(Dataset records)

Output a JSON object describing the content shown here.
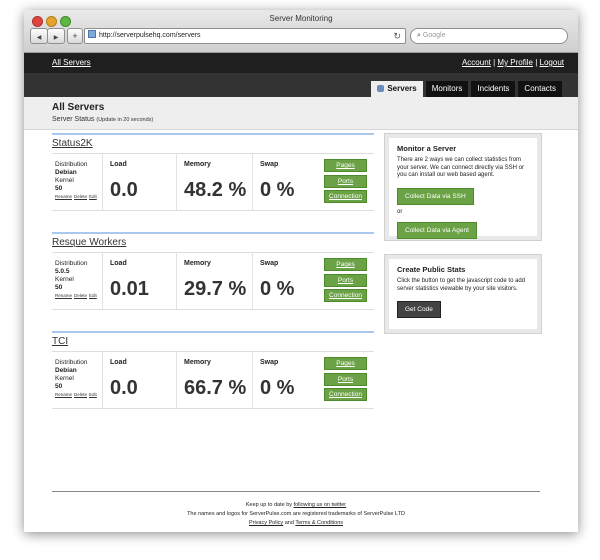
{
  "window": {
    "title": "Server Monitoring"
  },
  "browser": {
    "back": "◀",
    "forward": "▶",
    "add": "+",
    "url": "http://serverpulsehq.com/servers",
    "reload": "↻",
    "search_placeholder": "Google"
  },
  "topbar": {
    "all_servers": "All Servers",
    "account": "Account",
    "my_profile": "My Profile",
    "logout": "Logout",
    "sep": "|"
  },
  "nav": {
    "tabs": [
      "Servers",
      "Monitors",
      "Incidents",
      "Contacts"
    ]
  },
  "page": {
    "title": "All Servers",
    "subtitle": "Server Status",
    "update_note": "(Update in 20 seconds)"
  },
  "labels": {
    "distribution": "Distribution",
    "kernel": "Kernel",
    "load": "Load",
    "memory": "Memory",
    "swap": "Swap",
    "rename": "Rename",
    "delete": "Delete",
    "edit": "Edit",
    "pages": "Pages",
    "ports": "Ports",
    "connection": "Connection"
  },
  "servers": [
    {
      "name": "Status2K",
      "distribution": "Debian",
      "kernel": "50",
      "load": "0.0",
      "memory": "48.2 %",
      "swap": "0 %"
    },
    {
      "name": "Resque Workers",
      "distribution": "5.0.5",
      "kernel": "50",
      "load": "0.01",
      "memory": "29.7 %",
      "swap": "0 %"
    },
    {
      "name": "TCI",
      "distribution": "Debian",
      "kernel": "50",
      "load": "0.0",
      "memory": "66.7 %",
      "swap": "0 %"
    }
  ],
  "monitor_panel": {
    "title": "Monitor a Server",
    "text": "There are 2 ways we can collect statistics from your server. We can connect directly via SSH or you can install our web based agent.",
    "ssh_button": "Collect Data via SSH",
    "or": "or",
    "agent_button": "Collect Data via Agent"
  },
  "stats_panel": {
    "title": "Create Public Stats",
    "text": "Click the button to get the javascript code to add server statistics viewable by your site visitors.",
    "button": "Get Code"
  },
  "footer": {
    "line1_prefix": "Keep up to date by",
    "line1_link": "following us on twitter",
    "line2": "The names and logos for ServerPulse.com are registered trademarks of ServerPulse LTD",
    "privacy": "Privacy Policy",
    "and": "and",
    "terms": "Terms & Conditions"
  }
}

▶ [Directions] Repeat each entry exactly as it appears; skip any picture.

▶ [Answer to this exercise]
Output a JSON object describing the content shown here.
{
  "window": {
    "title": "Server Monitoring"
  },
  "browser": {
    "back": "◀",
    "forward": "▶",
    "add": "+",
    "url": "http://serverpulsehq.com/servers",
    "reload": "↻",
    "search_placeholder": "Google"
  },
  "topbar": {
    "all_servers": "All Servers",
    "account": "Account",
    "my_profile": "My Profile",
    "logout": "Logout",
    "sep": "|"
  },
  "nav": {
    "tabs": [
      "Servers",
      "Monitors",
      "Incidents",
      "Contacts"
    ]
  },
  "page": {
    "title": "All Servers",
    "subtitle": "Server Status",
    "update_note": "(Update in 20 seconds)"
  },
  "labels": {
    "distribution": "Distribution",
    "kernel": "Kernel",
    "load": "Load",
    "memory": "Memory",
    "swap": "Swap",
    "rename": "Rename",
    "delete": "Delete",
    "edit": "Edit",
    "pages": "Pages",
    "ports": "Ports",
    "connection": "Connection"
  },
  "servers": [
    {
      "name": "Status2K",
      "distribution": "Debian",
      "kernel": "50",
      "load": "0.0",
      "memory": "48.2 %",
      "swap": "0 %"
    },
    {
      "name": "Resque Workers",
      "distribution": "5.0.5",
      "kernel": "50",
      "load": "0.01",
      "memory": "29.7 %",
      "swap": "0 %"
    },
    {
      "name": "TCI",
      "distribution": "Debian",
      "kernel": "50",
      "load": "0.0",
      "memory": "66.7 %",
      "swap": "0 %"
    }
  ],
  "monitor_panel": {
    "title": "Monitor a Server",
    "text": "There are 2 ways we can collect statistics from your server. We can connect directly via SSH or you can install our web based agent.",
    "ssh_button": "Collect Data via SSH",
    "or": "or",
    "agent_button": "Collect Data via Agent"
  },
  "stats_panel": {
    "title": "Create Public Stats",
    "text": "Click the button to get the javascript code to add server statistics viewable by your site visitors.",
    "button": "Get Code"
  },
  "footer": {
    "line1_prefix": "Keep up to date by",
    "line1_link": "following us on twitter",
    "line2": "The names and logos for ServerPulse.com are registered trademarks of ServerPulse LTD",
    "privacy": "Privacy Policy",
    "and": "and",
    "terms": "Terms & Conditions"
  }
}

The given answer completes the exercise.